* TASK STATEMENT: Where a line of the listing below includes the word "method", reproduce that line.

# # #

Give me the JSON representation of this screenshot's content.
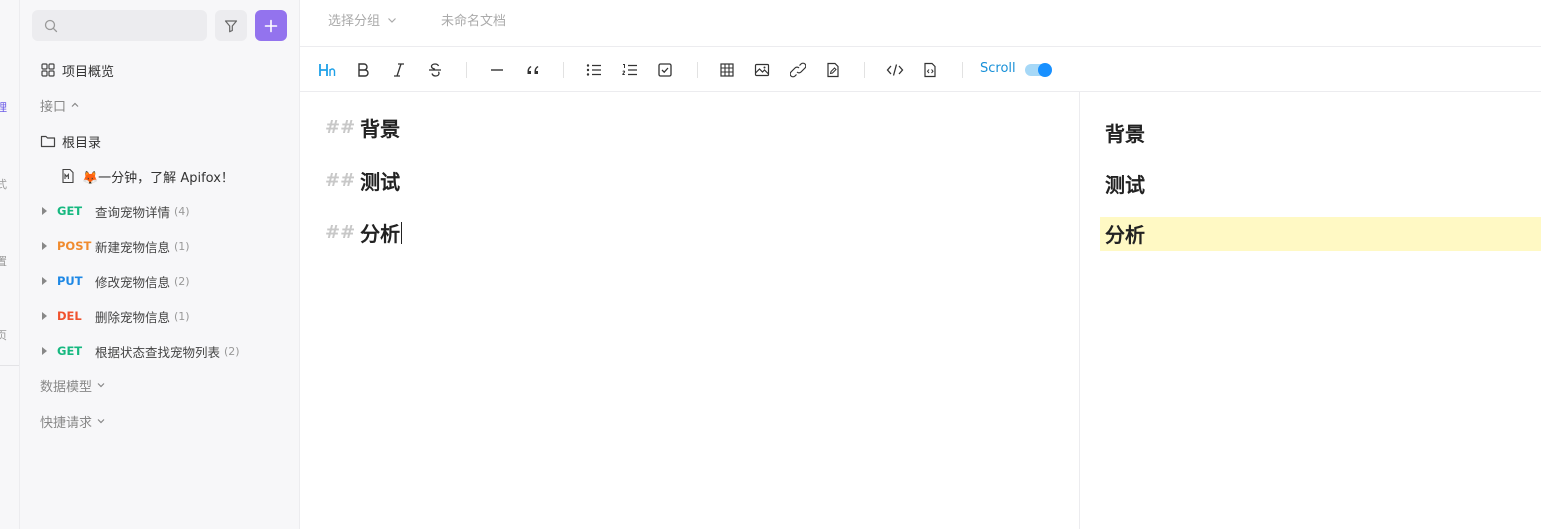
{
  "rail": {
    "glyphs": [
      "理",
      "式",
      "置",
      "页",
      "·"
    ]
  },
  "sidebar": {
    "search": {
      "placeholder": "",
      "value": ""
    },
    "overview_label": "项目概览",
    "interface_label": "接口",
    "root_folder": "根目录",
    "doc_item": "🦊一分钟，了解 Apifox！",
    "apis": [
      {
        "method": "GET",
        "color": "#16b880",
        "name": "查询宠物详情",
        "count": "(4)"
      },
      {
        "method": "POST",
        "color": "#f08b2e",
        "name": "新建宠物信息",
        "count": "(1)"
      },
      {
        "method": "PUT",
        "color": "#1e88e5",
        "name": "修改宠物信息",
        "count": "(2)"
      },
      {
        "method": "DEL",
        "color": "#f0522e",
        "name": "删除宠物信息",
        "count": "(1)"
      },
      {
        "method": "GET",
        "color": "#16b880",
        "name": "根据状态查找宠物列表",
        "count": "(2)"
      }
    ],
    "data_model_label": "数据模型",
    "quick_request_label": "快捷请求"
  },
  "topbar": {
    "group_select": "选择分组",
    "doc_title": "未命名文档"
  },
  "toolbar": {
    "scroll_label": "Scroll",
    "scroll_enabled": true
  },
  "editor": {
    "hash": "##",
    "lines": [
      "背景",
      "测试",
      "分析"
    ]
  },
  "preview": {
    "lines": [
      "背景",
      "测试",
      "分析"
    ]
  },
  "colors": {
    "accent": "#9373ee",
    "link": "#1890d8",
    "highlight": "#fff9c4"
  }
}
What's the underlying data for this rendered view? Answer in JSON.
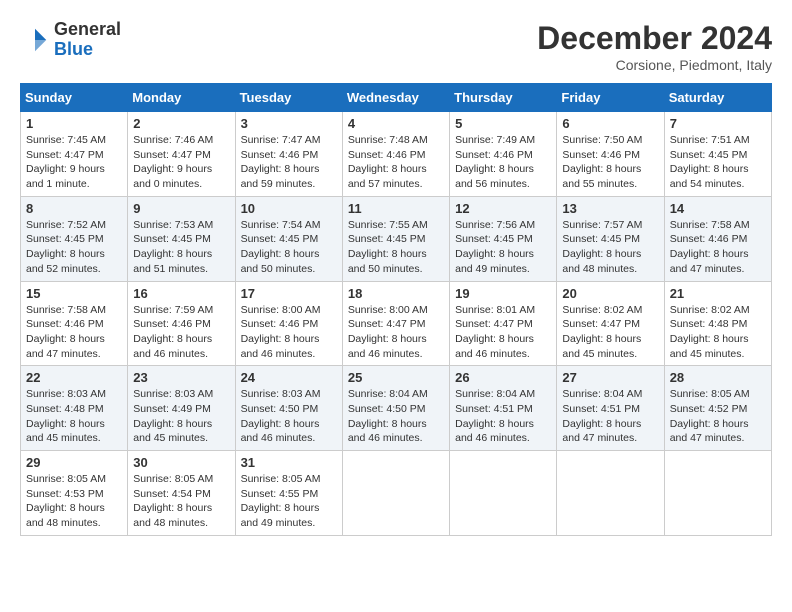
{
  "header": {
    "logo_general": "General",
    "logo_blue": "Blue",
    "month_title": "December 2024",
    "location": "Corsione, Piedmont, Italy"
  },
  "columns": [
    "Sunday",
    "Monday",
    "Tuesday",
    "Wednesday",
    "Thursday",
    "Friday",
    "Saturday"
  ],
  "weeks": [
    [
      {
        "day": "1",
        "sunrise": "Sunrise: 7:45 AM",
        "sunset": "Sunset: 4:47 PM",
        "daylight": "Daylight: 9 hours and 1 minute."
      },
      {
        "day": "2",
        "sunrise": "Sunrise: 7:46 AM",
        "sunset": "Sunset: 4:47 PM",
        "daylight": "Daylight: 9 hours and 0 minutes."
      },
      {
        "day": "3",
        "sunrise": "Sunrise: 7:47 AM",
        "sunset": "Sunset: 4:46 PM",
        "daylight": "Daylight: 8 hours and 59 minutes."
      },
      {
        "day": "4",
        "sunrise": "Sunrise: 7:48 AM",
        "sunset": "Sunset: 4:46 PM",
        "daylight": "Daylight: 8 hours and 57 minutes."
      },
      {
        "day": "5",
        "sunrise": "Sunrise: 7:49 AM",
        "sunset": "Sunset: 4:46 PM",
        "daylight": "Daylight: 8 hours and 56 minutes."
      },
      {
        "day": "6",
        "sunrise": "Sunrise: 7:50 AM",
        "sunset": "Sunset: 4:46 PM",
        "daylight": "Daylight: 8 hours and 55 minutes."
      },
      {
        "day": "7",
        "sunrise": "Sunrise: 7:51 AM",
        "sunset": "Sunset: 4:45 PM",
        "daylight": "Daylight: 8 hours and 54 minutes."
      }
    ],
    [
      {
        "day": "8",
        "sunrise": "Sunrise: 7:52 AM",
        "sunset": "Sunset: 4:45 PM",
        "daylight": "Daylight: 8 hours and 52 minutes."
      },
      {
        "day": "9",
        "sunrise": "Sunrise: 7:53 AM",
        "sunset": "Sunset: 4:45 PM",
        "daylight": "Daylight: 8 hours and 51 minutes."
      },
      {
        "day": "10",
        "sunrise": "Sunrise: 7:54 AM",
        "sunset": "Sunset: 4:45 PM",
        "daylight": "Daylight: 8 hours and 50 minutes."
      },
      {
        "day": "11",
        "sunrise": "Sunrise: 7:55 AM",
        "sunset": "Sunset: 4:45 PM",
        "daylight": "Daylight: 8 hours and 50 minutes."
      },
      {
        "day": "12",
        "sunrise": "Sunrise: 7:56 AM",
        "sunset": "Sunset: 4:45 PM",
        "daylight": "Daylight: 8 hours and 49 minutes."
      },
      {
        "day": "13",
        "sunrise": "Sunrise: 7:57 AM",
        "sunset": "Sunset: 4:45 PM",
        "daylight": "Daylight: 8 hours and 48 minutes."
      },
      {
        "day": "14",
        "sunrise": "Sunrise: 7:58 AM",
        "sunset": "Sunset: 4:46 PM",
        "daylight": "Daylight: 8 hours and 47 minutes."
      }
    ],
    [
      {
        "day": "15",
        "sunrise": "Sunrise: 7:58 AM",
        "sunset": "Sunset: 4:46 PM",
        "daylight": "Daylight: 8 hours and 47 minutes."
      },
      {
        "day": "16",
        "sunrise": "Sunrise: 7:59 AM",
        "sunset": "Sunset: 4:46 PM",
        "daylight": "Daylight: 8 hours and 46 minutes."
      },
      {
        "day": "17",
        "sunrise": "Sunrise: 8:00 AM",
        "sunset": "Sunset: 4:46 PM",
        "daylight": "Daylight: 8 hours and 46 minutes."
      },
      {
        "day": "18",
        "sunrise": "Sunrise: 8:00 AM",
        "sunset": "Sunset: 4:47 PM",
        "daylight": "Daylight: 8 hours and 46 minutes."
      },
      {
        "day": "19",
        "sunrise": "Sunrise: 8:01 AM",
        "sunset": "Sunset: 4:47 PM",
        "daylight": "Daylight: 8 hours and 46 minutes."
      },
      {
        "day": "20",
        "sunrise": "Sunrise: 8:02 AM",
        "sunset": "Sunset: 4:47 PM",
        "daylight": "Daylight: 8 hours and 45 minutes."
      },
      {
        "day": "21",
        "sunrise": "Sunrise: 8:02 AM",
        "sunset": "Sunset: 4:48 PM",
        "daylight": "Daylight: 8 hours and 45 minutes."
      }
    ],
    [
      {
        "day": "22",
        "sunrise": "Sunrise: 8:03 AM",
        "sunset": "Sunset: 4:48 PM",
        "daylight": "Daylight: 8 hours and 45 minutes."
      },
      {
        "day": "23",
        "sunrise": "Sunrise: 8:03 AM",
        "sunset": "Sunset: 4:49 PM",
        "daylight": "Daylight: 8 hours and 45 minutes."
      },
      {
        "day": "24",
        "sunrise": "Sunrise: 8:03 AM",
        "sunset": "Sunset: 4:50 PM",
        "daylight": "Daylight: 8 hours and 46 minutes."
      },
      {
        "day": "25",
        "sunrise": "Sunrise: 8:04 AM",
        "sunset": "Sunset: 4:50 PM",
        "daylight": "Daylight: 8 hours and 46 minutes."
      },
      {
        "day": "26",
        "sunrise": "Sunrise: 8:04 AM",
        "sunset": "Sunset: 4:51 PM",
        "daylight": "Daylight: 8 hours and 46 minutes."
      },
      {
        "day": "27",
        "sunrise": "Sunrise: 8:04 AM",
        "sunset": "Sunset: 4:51 PM",
        "daylight": "Daylight: 8 hours and 47 minutes."
      },
      {
        "day": "28",
        "sunrise": "Sunrise: 8:05 AM",
        "sunset": "Sunset: 4:52 PM",
        "daylight": "Daylight: 8 hours and 47 minutes."
      }
    ],
    [
      {
        "day": "29",
        "sunrise": "Sunrise: 8:05 AM",
        "sunset": "Sunset: 4:53 PM",
        "daylight": "Daylight: 8 hours and 48 minutes."
      },
      {
        "day": "30",
        "sunrise": "Sunrise: 8:05 AM",
        "sunset": "Sunset: 4:54 PM",
        "daylight": "Daylight: 8 hours and 48 minutes."
      },
      {
        "day": "31",
        "sunrise": "Sunrise: 8:05 AM",
        "sunset": "Sunset: 4:55 PM",
        "daylight": "Daylight: 8 hours and 49 minutes."
      },
      null,
      null,
      null,
      null
    ]
  ]
}
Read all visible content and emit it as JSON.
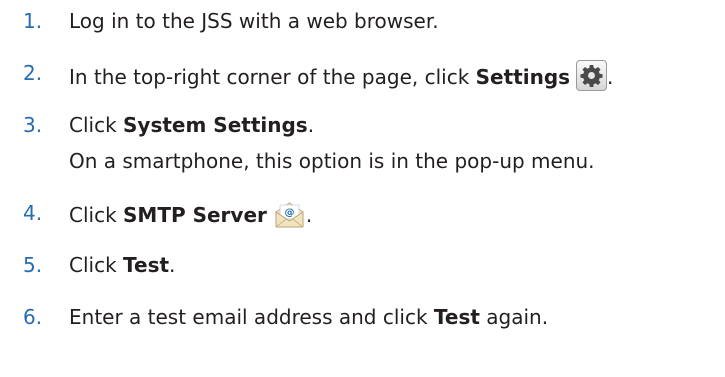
{
  "steps": [
    {
      "number": "1.",
      "text": "Log in to the JSS with a web browser."
    },
    {
      "number": "2.",
      "pre": "In the top-right corner of the page, click ",
      "bold": "Settings",
      "post": ".",
      "icon": "gear-icon"
    },
    {
      "number": "3.",
      "pre": "Click ",
      "bold": "System Settings",
      "post": ".",
      "note": "On a smartphone, this option is in the pop-up menu."
    },
    {
      "number": "4.",
      "pre": "Click ",
      "bold": "SMTP Server",
      "post": ".",
      "icon": "envelope-at-icon"
    },
    {
      "number": "5.",
      "pre": "Click ",
      "bold": "Test",
      "post": "."
    },
    {
      "number": "6.",
      "pre": "Enter a test email address and click ",
      "bold": "Test",
      "post": " again."
    }
  ]
}
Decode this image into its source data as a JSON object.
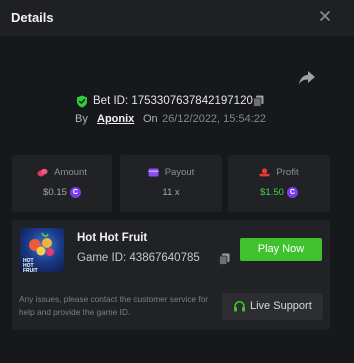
{
  "header": {
    "title": "Details",
    "close_icon": "close-icon"
  },
  "bet": {
    "bet_id_label": "Bet ID: 1753307637842197120",
    "by_label": "By",
    "username": "Aponix",
    "on_label": "On",
    "datetime": "26/12/2022, 15:54:22"
  },
  "stats": {
    "amount": {
      "label": "Amount",
      "value": "$0.15",
      "icon": "coins-icon",
      "color": "#e2356a"
    },
    "payout": {
      "label": "Payout",
      "value": "11 x",
      "icon": "wallet-icon",
      "color": "#8a4df0"
    },
    "profit": {
      "label": "Profit",
      "value": "$1.50",
      "icon": "money-icon",
      "color": "#e63b3b",
      "value_color": "#45d24a"
    }
  },
  "coin_symbol": "C",
  "game": {
    "name": "Hot Hot Fruit",
    "game_id": "Game ID: 43867640785",
    "thumb_text": "HOT HOT FRUIT",
    "play_label": "Play Now",
    "issue_text": "Any issues, please contact the customer service for help and provide the game ID.",
    "support_label": "Live Support"
  },
  "colors": {
    "accent_green": "#3fc22d",
    "coin_purple": "#7a3cf0",
    "shield_green": "#2bcf3d"
  }
}
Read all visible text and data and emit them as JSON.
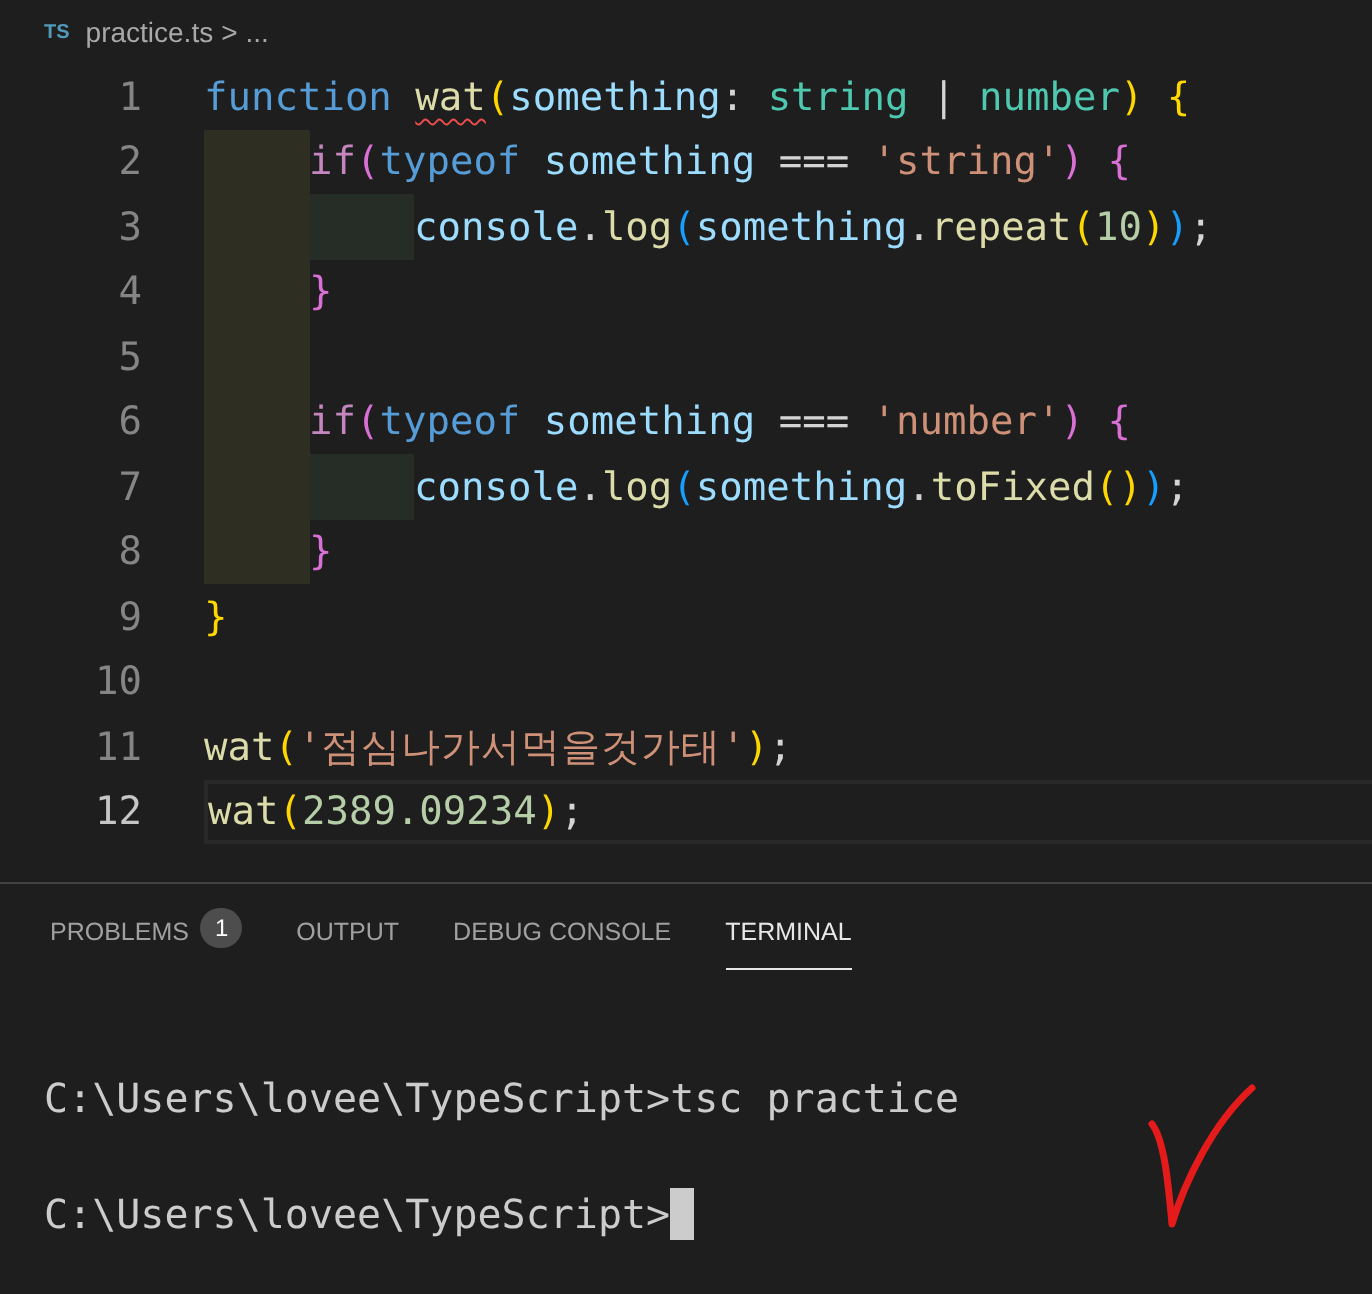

# # #

* CORRECT RESULT:
        "method": "GET",
        "method": "POST",
        "method": "PUT",
        "method": "DEL",
        "method": "GET",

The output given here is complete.